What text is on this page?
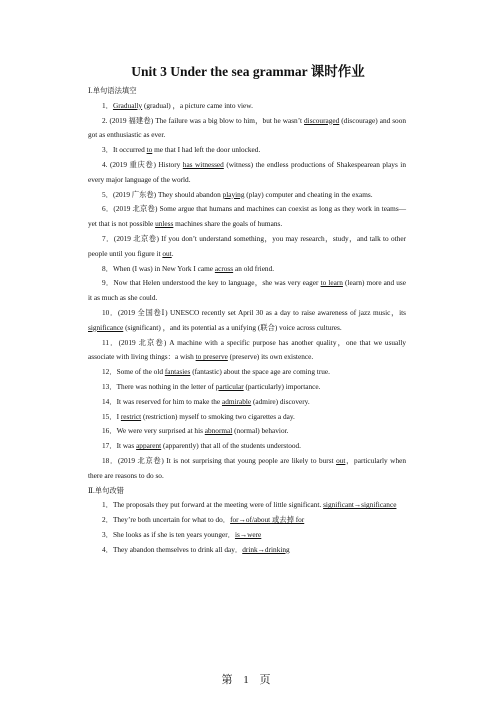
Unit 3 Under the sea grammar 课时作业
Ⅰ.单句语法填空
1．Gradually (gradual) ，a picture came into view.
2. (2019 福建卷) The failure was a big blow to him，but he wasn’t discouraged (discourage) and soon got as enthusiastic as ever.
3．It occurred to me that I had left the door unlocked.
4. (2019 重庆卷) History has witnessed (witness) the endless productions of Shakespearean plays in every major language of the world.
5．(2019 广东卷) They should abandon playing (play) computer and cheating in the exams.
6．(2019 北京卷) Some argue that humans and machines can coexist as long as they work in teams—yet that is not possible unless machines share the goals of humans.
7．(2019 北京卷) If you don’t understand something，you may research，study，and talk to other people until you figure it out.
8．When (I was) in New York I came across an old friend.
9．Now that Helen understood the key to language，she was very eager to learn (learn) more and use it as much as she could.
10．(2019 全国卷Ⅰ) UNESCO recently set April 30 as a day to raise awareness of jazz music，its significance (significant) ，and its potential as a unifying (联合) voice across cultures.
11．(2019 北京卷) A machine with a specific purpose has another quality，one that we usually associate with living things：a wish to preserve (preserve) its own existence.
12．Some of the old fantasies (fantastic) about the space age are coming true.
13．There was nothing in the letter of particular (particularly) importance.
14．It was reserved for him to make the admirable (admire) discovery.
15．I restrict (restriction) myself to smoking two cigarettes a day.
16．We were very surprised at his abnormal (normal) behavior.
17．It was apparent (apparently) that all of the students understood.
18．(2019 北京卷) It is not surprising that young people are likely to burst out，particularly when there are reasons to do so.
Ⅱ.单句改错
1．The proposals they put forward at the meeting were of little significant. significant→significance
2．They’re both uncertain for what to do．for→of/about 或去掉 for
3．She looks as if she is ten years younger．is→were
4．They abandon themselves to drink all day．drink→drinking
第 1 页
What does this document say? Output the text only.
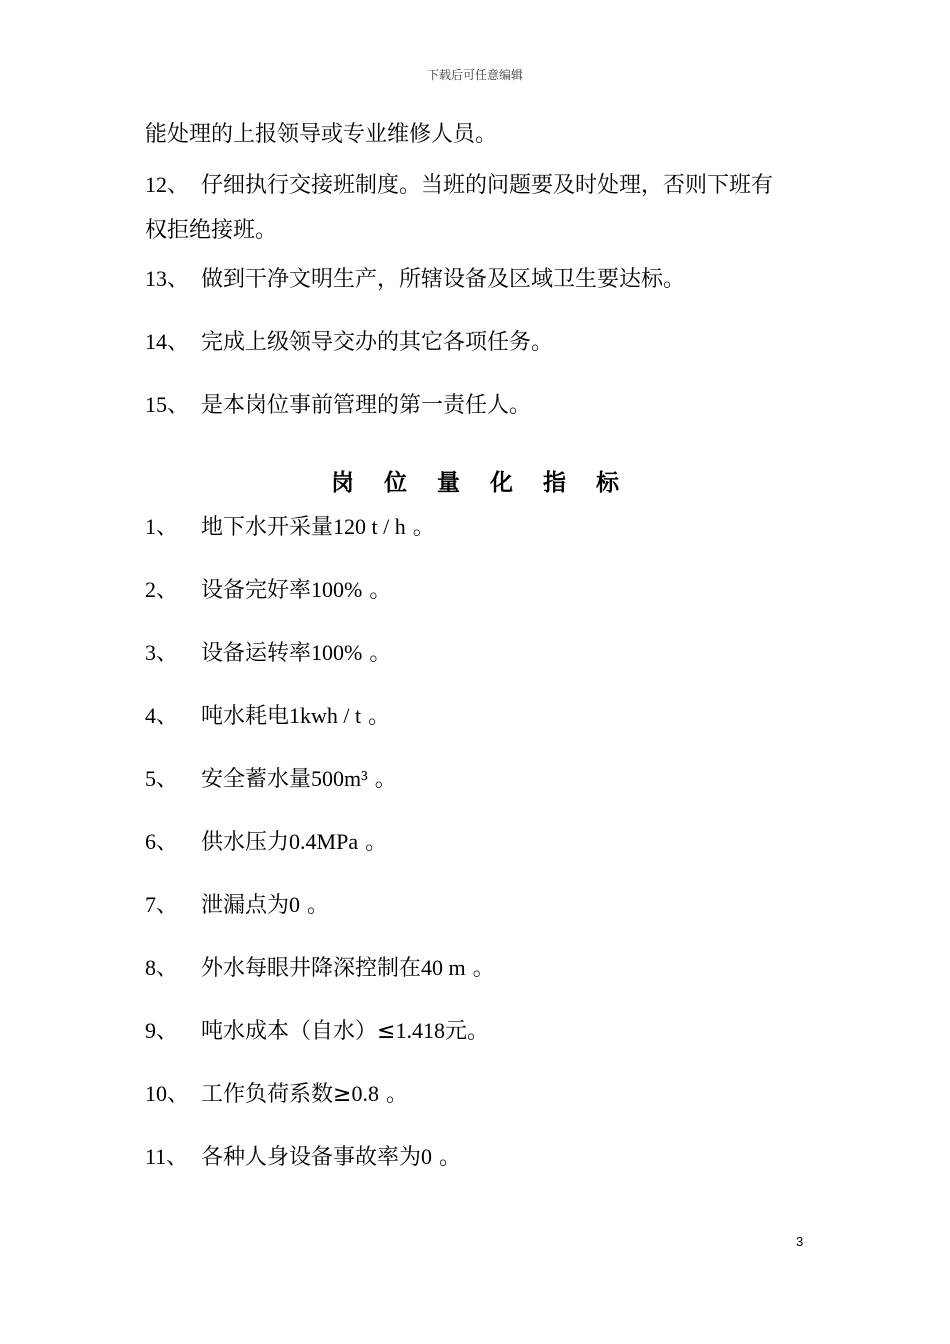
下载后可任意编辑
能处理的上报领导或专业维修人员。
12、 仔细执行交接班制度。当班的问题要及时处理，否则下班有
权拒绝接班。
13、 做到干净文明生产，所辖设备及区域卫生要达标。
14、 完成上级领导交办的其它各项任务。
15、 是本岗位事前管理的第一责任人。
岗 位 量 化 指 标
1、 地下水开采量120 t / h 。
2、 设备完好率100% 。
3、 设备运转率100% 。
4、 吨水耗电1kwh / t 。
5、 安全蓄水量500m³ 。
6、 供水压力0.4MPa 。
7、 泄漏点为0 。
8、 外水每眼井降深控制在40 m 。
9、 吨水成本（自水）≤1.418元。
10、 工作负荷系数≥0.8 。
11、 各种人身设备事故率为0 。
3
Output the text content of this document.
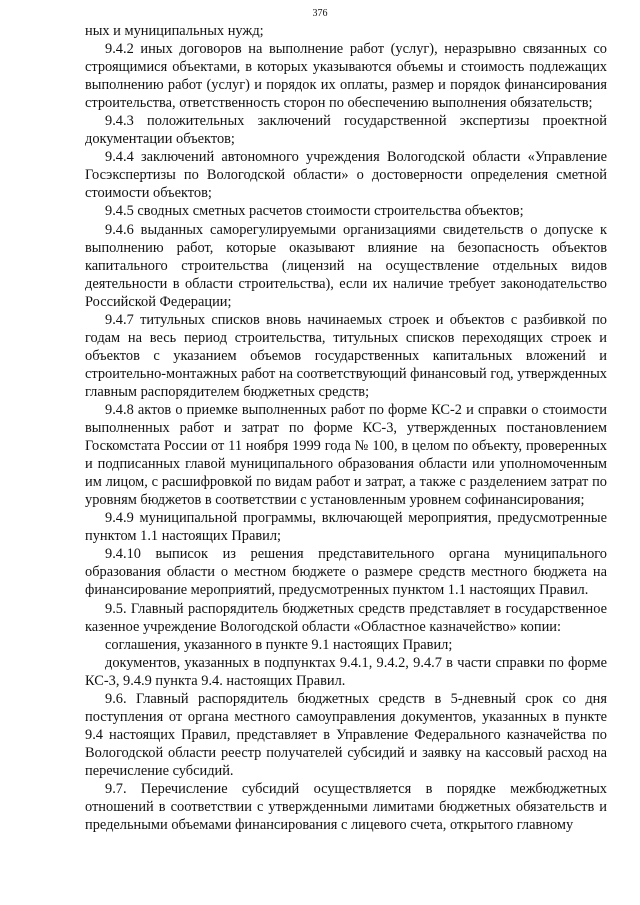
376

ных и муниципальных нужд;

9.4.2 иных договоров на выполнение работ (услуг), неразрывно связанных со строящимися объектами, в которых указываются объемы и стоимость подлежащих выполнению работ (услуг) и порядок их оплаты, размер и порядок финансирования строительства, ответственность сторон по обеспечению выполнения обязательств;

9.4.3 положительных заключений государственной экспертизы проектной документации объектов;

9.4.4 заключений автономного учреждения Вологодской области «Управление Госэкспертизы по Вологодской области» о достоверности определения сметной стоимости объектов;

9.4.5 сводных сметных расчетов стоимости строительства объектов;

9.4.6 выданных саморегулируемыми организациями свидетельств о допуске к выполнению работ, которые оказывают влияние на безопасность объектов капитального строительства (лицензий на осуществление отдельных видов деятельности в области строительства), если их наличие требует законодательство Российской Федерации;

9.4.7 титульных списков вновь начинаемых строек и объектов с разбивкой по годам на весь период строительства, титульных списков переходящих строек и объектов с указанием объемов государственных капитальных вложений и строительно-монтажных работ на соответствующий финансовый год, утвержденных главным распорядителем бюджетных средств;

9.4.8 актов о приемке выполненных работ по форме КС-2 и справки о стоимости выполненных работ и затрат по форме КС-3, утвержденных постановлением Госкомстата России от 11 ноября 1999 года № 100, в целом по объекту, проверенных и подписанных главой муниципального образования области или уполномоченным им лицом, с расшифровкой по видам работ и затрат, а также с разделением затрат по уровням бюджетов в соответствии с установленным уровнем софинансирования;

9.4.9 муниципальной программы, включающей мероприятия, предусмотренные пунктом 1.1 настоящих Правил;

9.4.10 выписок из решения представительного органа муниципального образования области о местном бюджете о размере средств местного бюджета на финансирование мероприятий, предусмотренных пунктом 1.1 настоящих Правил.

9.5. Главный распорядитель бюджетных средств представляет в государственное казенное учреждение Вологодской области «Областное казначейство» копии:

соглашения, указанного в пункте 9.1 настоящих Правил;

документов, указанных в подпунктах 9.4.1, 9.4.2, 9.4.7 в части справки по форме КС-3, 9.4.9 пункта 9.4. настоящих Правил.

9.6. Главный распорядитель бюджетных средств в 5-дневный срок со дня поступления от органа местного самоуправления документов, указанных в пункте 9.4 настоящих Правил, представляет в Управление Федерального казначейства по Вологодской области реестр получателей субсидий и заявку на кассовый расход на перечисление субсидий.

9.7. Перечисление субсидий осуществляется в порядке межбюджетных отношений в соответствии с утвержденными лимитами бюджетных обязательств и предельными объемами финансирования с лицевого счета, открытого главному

| Directive |
Return the listing above word for word, with the pictures removed.

| Solution to this problem |
What text is on this page?
Unit 3 Under the sea grammar 课时作业
Ⅰ.单句语法填空
1．Gradually (gradual) ，a picture came into view.
2. (2019 福建卷) The failure was a big blow to him，but he wasn’t discouraged (discourage) and soon got as enthusiastic as ever.
3．It occurred to me that I had left the door unlocked.
4. (2019 重庆卷) History has witnessed (witness) the endless productions of Shakespearean plays in every major language of the world.
5．(2019 广东卷) They should abandon playing (play) computer and cheating in the exams.
6．(2019 北京卷) Some argue that humans and machines can coexist as long as they work in teams—yet that is not possible unless machines share the goals of humans.
7．(2019 北京卷) If you don’t understand something，you may research，study，and talk to other people until you figure it out.
8．When (I was) in New York I came across an old friend.
9．Now that Helen understood the key to language，she was very eager to learn (learn) more and use it as much as she could.
10．(2019 全国卷Ⅰ) UNESCO recently set April 30 as a day to raise awareness of jazz music，its significance (significant) ，and its potential as a unifying (联合) voice across cultures.
11．(2019 北京卷) A machine with a specific purpose has another quality，one that we usually associate with living things：a wish to preserve (preserve) its own existence.
12．Some of the old fantasies (fantastic) about the space age are coming true.
13．There was nothing in the letter of particular (particularly) importance.
14．It was reserved for him to make the admirable (admire) discovery.
15．I restrict (restriction) myself to smoking two cigarettes a day.
16．We were very surprised at his abnormal (normal) behavior.
17．It was apparent (apparently) that all of the students understood.
18．(2019 北京卷) It is not surprising that young people are likely to burst out，particularly when there are reasons to do so.
Ⅱ.单句改错
1．The proposals they put forward at the meeting were of little significant. significant→significance
2．They’re both uncertain for what to do．for→of/about 或去掉 for
3．She looks as if she is ten years younger．is→were
4．They abandon themselves to drink all day．drink→drinking
第 1 页
What does this document say? Output the text only.
下载后可任意编辑
能处理的上报领导或专业维修人员。
12、 仔细执行交接班制度。当班的问题要及时处理，否则下班有
权拒绝接班。
13、 做到干净文明生产，所辖设备及区域卫生要达标。
14、 完成上级领导交办的其它各项任务。
15、 是本岗位事前管理的第一责任人。
岗 位 量 化 指 标
1、 地下水开采量120 t / h 。
2、 设备完好率100% 。
3、 设备运转率100% 。
4、 吨水耗电1kwh / t 。
5、 安全蓄水量500m³ 。
6、 供水压力0.4MPa 。
7、 泄漏点为0 。
8、 外水每眼井降深控制在40 m 。
9、 吨水成本（自水）≤1.418元。
10、 工作负荷系数≥0.8 。
11、 各种人身设备事故率为0 。
3
Output the text content of this document.
376

ных и муниципальных нужд;

9.4.2 иных договоров на выполнение работ (услуг), неразрывно связанных со строящимися объектами, в которых указываются объемы и стоимость подлежащих выполнению работ (услуг) и порядок их оплаты, размер и порядок финансирования строительства, ответственность сторон по обеспечению выполнения обязательств;

9.4.3 положительных заключений государственной экспертизы проектной документации объектов;

9.4.4 заключений автономного учреждения Вологодской области «Управление Госэкспертизы по Вологодской области» о достоверности определения сметной стоимости объектов;

9.4.5 сводных сметных расчетов стоимости строительства объектов;

9.4.6 выданных саморегулируемыми организациями свидетельств о допуске к выполнению работ, которые оказывают влияние на безопасность объектов капитального строительства (лицензий на осуществление отдельных видов деятельности в области строительства), если их наличие требует законодательство Российской Федерации;

9.4.7 титульных списков вновь начинаемых строек и объектов с разбивкой по годам на весь период строительства, титульных списков переходящих строек и объектов с указанием объемов государственных капитальных вложений и строительно-монтажных работ на соответствующий финансовый год, утвержденных главным распорядителем бюджетных средств;

9.4.8 актов о приемке выполненных работ по форме КС-2 и справки о стоимости выполненных работ и затрат по форме КС-3, утвержденных постановлением Госкомстата России от 11 ноября 1999 года № 100, в целом по объекту, проверенных и подписанных главой муниципального образования области или уполномоченным им лицом, с расшифровкой по видам работ и затрат, а также с разделением затрат по уровням бюджетов в соответствии с установленным уровнем софинансирования;

9.4.9 муниципальной программы, включающей мероприятия, предусмотренные пунктом 1.1 настоящих Правил;

9.4.10 выписок из решения представительного органа муниципального образования области о местном бюджете о размере средств местного бюджета на финансирование мероприятий, предусмотренных пунктом 1.1 настоящих Правил.

9.5. Главный распорядитель бюджетных средств представляет в государственное казенное учреждение Вологодской области «Областное казначейство» копии:

соглашения, указанного в пункте 9.1 настоящих Правил;

документов, указанных в подпунктах 9.4.1, 9.4.2, 9.4.7 в части справки по форме КС-3, 9.4.9 пункта 9.4. настоящих Правил.

9.6. Главный распорядитель бюджетных средств в 5-дневный срок со дня поступления от органа местного самоуправления документов, указанных в пункте 9.4 настоящих Правил, представляет в Управление Федерального казначейства по Вологодской области реестр получателей субсидий и заявку на кассовый расход на перечисление субсидий.

9.7. Перечисление субсидий осуществляется в порядке межбюджетных отношений в соответствии с утвержденными лимитами бюджетных обязательств и предельными объемами финансирования с лицевого счета, открытого главному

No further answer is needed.